_WHAT IS EXPECTED_. Extract every line that contains the string "sorry".

BEGIN RAW RECORDS

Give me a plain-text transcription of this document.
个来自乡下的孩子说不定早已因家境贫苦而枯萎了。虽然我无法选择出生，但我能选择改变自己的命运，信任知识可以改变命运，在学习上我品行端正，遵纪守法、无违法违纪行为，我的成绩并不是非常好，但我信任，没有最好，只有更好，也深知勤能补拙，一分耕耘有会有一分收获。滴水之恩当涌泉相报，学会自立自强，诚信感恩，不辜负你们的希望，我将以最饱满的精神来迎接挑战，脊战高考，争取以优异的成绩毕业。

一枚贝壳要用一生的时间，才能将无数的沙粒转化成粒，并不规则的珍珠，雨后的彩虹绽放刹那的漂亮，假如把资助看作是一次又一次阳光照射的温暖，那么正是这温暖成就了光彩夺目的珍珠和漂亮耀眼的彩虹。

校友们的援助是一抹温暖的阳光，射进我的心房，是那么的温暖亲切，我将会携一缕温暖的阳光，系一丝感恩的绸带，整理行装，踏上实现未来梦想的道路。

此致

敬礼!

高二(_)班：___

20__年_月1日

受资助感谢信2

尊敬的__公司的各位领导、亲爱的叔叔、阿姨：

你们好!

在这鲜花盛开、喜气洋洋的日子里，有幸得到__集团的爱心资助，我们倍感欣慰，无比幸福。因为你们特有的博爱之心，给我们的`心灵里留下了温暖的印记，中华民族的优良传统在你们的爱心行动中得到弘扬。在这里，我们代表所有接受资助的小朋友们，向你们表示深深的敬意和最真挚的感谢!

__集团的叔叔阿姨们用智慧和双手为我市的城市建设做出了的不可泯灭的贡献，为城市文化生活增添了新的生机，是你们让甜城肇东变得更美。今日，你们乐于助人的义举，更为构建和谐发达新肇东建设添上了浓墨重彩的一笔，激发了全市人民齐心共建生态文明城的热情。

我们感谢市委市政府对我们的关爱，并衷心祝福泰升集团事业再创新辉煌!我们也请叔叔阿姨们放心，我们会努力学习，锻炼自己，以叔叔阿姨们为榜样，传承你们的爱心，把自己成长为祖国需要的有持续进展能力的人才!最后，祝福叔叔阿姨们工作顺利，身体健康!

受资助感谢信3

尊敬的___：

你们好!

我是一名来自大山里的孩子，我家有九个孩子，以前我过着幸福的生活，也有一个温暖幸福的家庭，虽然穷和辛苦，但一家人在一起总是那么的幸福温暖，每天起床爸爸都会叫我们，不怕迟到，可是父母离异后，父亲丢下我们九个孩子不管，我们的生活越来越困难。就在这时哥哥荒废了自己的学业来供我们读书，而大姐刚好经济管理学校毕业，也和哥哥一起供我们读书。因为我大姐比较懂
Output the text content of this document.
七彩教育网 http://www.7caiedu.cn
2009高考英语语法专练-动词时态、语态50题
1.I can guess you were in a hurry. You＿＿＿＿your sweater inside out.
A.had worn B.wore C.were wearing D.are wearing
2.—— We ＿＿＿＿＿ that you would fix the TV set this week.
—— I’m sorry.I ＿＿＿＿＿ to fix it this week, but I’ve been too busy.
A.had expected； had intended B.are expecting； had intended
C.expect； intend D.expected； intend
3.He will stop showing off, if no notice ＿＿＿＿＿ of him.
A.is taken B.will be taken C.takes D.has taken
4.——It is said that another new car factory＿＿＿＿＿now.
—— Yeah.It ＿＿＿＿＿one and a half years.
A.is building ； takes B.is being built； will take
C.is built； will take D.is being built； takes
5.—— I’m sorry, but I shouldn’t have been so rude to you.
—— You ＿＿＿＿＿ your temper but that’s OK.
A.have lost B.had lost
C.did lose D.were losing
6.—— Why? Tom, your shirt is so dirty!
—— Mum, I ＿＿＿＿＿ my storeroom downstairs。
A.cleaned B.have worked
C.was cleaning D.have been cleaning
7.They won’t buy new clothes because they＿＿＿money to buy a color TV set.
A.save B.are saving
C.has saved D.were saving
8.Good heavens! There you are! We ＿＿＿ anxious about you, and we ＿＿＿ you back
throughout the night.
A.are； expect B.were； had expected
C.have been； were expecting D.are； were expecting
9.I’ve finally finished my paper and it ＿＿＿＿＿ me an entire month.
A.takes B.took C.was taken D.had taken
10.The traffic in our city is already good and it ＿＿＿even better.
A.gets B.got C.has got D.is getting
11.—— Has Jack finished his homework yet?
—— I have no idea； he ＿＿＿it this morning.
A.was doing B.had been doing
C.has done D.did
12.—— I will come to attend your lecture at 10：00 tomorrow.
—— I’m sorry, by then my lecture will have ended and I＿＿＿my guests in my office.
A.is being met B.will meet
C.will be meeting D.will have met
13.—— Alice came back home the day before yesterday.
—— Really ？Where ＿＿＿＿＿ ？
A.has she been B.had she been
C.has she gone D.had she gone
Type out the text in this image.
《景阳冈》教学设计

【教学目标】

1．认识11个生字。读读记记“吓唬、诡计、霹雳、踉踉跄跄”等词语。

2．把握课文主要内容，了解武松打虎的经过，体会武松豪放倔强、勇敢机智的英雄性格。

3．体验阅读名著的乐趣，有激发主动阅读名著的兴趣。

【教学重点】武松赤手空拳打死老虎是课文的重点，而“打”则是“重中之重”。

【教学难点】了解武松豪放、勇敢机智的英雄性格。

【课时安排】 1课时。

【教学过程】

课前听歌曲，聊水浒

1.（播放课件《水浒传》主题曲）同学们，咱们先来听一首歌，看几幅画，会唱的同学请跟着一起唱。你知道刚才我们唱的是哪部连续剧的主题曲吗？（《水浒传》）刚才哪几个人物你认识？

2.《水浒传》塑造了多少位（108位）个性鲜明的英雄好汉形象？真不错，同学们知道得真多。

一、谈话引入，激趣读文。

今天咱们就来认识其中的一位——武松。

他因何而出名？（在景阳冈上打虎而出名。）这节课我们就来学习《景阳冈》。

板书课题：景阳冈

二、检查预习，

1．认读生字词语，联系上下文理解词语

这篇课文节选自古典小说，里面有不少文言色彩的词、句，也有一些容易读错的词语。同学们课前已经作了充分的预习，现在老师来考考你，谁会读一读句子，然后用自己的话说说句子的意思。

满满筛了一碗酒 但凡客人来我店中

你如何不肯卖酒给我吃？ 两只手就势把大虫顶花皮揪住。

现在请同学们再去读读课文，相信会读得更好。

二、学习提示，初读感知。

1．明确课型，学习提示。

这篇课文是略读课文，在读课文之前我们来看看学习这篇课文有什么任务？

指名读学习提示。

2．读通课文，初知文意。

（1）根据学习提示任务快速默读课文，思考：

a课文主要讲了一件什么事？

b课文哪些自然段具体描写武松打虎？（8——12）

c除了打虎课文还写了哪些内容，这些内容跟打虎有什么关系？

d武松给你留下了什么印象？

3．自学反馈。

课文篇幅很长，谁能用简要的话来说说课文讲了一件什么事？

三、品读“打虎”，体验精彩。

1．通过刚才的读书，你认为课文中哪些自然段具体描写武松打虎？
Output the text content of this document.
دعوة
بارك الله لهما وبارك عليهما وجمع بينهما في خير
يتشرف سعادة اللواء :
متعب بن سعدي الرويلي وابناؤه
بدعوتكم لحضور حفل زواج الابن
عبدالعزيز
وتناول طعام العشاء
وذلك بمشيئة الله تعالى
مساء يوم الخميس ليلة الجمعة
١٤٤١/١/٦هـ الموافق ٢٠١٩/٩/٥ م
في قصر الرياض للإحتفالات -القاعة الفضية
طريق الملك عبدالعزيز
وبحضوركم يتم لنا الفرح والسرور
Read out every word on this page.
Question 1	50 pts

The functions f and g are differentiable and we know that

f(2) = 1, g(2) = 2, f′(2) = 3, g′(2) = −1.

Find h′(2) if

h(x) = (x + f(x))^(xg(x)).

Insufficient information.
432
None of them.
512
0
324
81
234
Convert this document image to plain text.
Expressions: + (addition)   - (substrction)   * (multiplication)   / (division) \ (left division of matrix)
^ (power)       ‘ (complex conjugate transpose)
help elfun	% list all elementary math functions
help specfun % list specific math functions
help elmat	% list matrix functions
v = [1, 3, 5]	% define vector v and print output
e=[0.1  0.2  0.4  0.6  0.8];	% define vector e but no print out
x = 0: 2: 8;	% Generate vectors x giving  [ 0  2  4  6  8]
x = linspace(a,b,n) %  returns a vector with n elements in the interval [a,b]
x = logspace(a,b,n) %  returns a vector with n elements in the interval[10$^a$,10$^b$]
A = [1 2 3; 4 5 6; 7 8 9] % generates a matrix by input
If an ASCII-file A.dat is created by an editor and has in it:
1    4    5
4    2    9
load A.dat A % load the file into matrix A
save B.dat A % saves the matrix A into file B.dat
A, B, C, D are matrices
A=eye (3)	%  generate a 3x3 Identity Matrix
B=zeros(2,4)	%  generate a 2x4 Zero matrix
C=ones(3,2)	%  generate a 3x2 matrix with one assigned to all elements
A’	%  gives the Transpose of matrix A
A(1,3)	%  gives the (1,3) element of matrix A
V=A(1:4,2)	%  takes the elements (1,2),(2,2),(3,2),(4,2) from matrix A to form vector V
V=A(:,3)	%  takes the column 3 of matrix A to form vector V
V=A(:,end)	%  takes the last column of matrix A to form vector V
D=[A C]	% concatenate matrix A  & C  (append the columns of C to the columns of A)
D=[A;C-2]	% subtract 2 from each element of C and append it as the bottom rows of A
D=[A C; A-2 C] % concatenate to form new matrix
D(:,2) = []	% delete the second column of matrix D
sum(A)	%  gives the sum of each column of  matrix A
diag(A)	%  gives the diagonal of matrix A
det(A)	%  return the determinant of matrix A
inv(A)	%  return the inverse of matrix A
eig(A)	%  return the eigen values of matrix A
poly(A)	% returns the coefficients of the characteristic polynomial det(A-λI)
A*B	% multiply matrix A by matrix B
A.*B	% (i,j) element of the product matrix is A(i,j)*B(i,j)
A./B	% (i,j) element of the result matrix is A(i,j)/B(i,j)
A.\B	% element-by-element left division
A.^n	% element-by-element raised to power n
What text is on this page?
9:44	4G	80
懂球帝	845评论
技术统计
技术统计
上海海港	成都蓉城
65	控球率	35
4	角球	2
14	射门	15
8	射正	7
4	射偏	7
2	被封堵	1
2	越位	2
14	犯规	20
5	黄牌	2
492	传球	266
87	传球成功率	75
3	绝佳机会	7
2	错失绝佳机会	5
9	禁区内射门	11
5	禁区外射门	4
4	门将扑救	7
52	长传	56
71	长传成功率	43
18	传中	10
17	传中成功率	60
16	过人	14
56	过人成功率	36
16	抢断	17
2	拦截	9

END RAW RECORDS

_EXERCISE OUTPUT_.
—— I’m sorry.I ＿＿＿＿＿ to fix it this week, but I’ve been too busy.
5.—— I’m sorry, but I shouldn’t have been so rude to you.
—— I’m sorry, by then my lecture will have ended and I＿＿＿my guests in my office.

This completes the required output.